• _WHAT YOU WILL DO_
Gather all lines from the material that contain the word "участников".

____________

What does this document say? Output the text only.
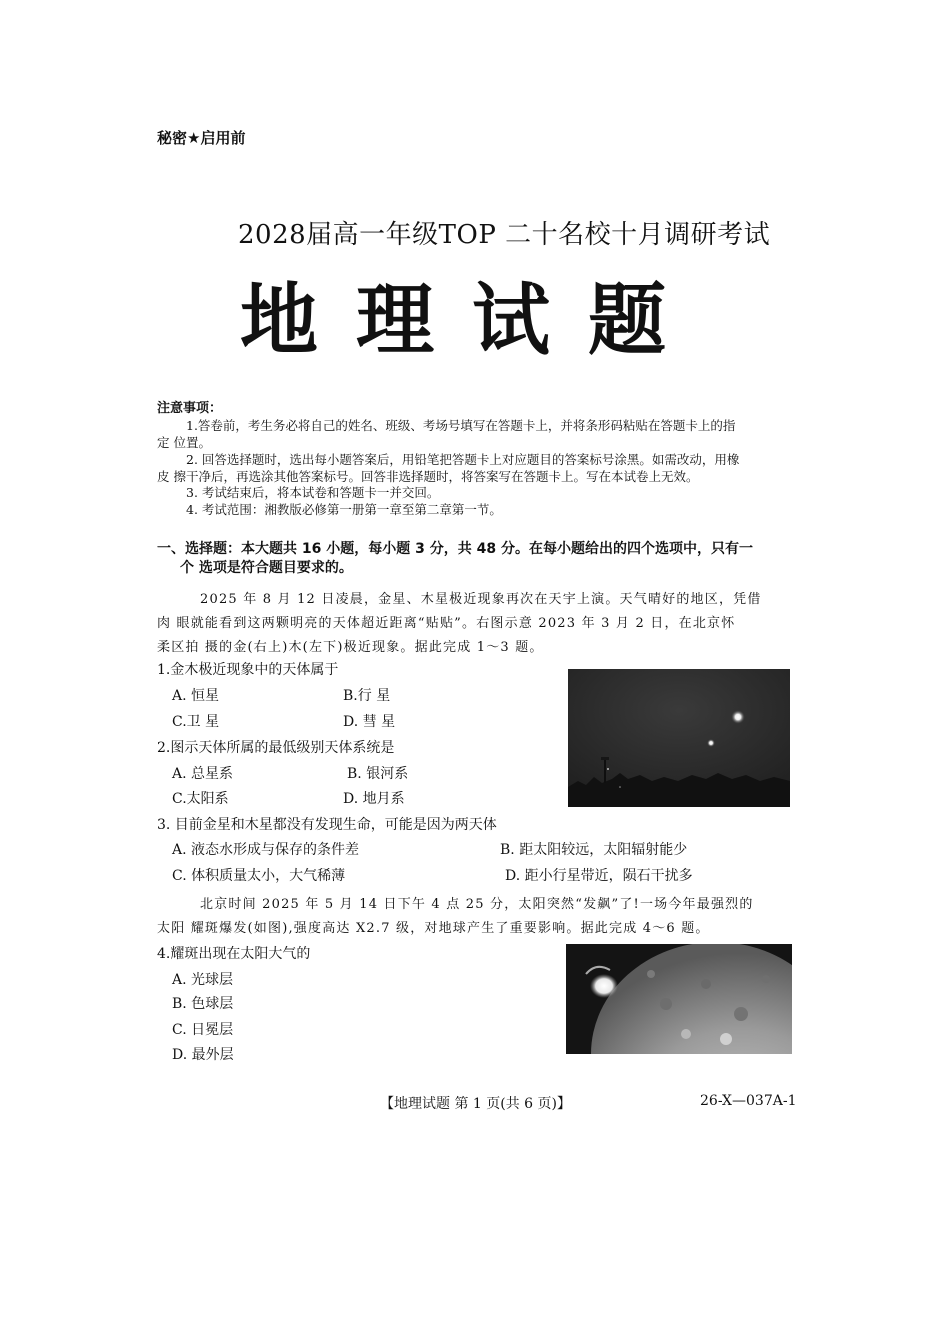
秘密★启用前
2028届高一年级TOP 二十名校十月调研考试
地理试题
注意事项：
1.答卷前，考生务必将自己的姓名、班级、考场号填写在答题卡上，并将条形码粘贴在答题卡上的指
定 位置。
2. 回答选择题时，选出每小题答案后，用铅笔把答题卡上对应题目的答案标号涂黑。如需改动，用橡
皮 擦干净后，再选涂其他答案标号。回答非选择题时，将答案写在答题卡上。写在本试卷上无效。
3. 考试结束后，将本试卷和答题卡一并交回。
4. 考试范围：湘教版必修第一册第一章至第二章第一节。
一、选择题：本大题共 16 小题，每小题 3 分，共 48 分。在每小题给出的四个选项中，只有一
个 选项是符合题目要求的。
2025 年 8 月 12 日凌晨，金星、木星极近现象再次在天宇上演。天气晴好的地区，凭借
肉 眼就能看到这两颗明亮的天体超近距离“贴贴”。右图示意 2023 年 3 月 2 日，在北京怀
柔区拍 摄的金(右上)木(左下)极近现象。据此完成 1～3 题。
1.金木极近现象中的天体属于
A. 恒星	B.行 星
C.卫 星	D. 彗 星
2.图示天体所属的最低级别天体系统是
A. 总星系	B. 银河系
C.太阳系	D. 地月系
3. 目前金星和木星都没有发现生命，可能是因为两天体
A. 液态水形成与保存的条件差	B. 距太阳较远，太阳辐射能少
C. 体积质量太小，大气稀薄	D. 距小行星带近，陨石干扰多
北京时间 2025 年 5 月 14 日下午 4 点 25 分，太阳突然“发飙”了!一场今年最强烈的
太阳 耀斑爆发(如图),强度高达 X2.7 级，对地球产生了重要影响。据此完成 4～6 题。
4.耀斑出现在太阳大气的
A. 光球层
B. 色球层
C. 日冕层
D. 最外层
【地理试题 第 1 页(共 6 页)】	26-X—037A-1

____________

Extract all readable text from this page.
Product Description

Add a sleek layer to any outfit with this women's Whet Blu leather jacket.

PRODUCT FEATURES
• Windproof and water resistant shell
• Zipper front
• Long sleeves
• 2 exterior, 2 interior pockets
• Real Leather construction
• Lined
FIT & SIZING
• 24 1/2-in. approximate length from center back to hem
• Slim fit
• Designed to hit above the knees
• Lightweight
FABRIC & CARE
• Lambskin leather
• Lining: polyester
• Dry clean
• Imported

____________

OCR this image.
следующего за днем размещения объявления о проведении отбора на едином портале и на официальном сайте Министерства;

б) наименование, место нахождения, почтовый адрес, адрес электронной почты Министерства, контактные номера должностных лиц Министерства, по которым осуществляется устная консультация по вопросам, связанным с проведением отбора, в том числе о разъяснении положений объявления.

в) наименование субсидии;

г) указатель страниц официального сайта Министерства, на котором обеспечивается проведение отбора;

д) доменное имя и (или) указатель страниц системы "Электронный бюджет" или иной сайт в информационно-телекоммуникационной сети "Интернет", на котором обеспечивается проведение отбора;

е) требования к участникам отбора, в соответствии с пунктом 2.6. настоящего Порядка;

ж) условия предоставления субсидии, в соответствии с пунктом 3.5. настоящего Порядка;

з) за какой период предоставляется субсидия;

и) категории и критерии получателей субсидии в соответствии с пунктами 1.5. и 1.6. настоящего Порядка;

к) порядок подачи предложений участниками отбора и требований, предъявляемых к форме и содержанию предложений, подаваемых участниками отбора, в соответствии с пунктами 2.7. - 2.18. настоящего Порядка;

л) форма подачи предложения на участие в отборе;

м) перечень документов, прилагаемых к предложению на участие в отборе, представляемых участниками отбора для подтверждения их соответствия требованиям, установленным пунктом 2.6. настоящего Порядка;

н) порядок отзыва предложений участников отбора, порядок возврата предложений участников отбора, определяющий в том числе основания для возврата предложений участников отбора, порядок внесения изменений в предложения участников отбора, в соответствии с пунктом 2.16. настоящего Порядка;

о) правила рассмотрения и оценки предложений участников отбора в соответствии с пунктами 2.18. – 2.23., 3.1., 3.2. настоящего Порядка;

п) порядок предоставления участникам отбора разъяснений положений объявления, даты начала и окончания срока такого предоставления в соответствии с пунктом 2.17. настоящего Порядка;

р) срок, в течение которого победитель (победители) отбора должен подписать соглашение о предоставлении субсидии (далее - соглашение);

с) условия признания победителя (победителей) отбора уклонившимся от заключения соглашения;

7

____________

• _OUTPUT BELOW_
н) порядок отзыва предложений участников отбора, порядок возврата предложений участников отбора, определяющий в том числе основания для возврата предложений участников отбора, порядок внесения изменений в предложения участников отбора, в соответствии с пунктом 2.16. настоящего Порядка;
о) правила рассмотрения и оценки предложений участников отбора в соответствии с пунктами 2.18. – 2.23., 3.1., 3.2. настоящего Порядка;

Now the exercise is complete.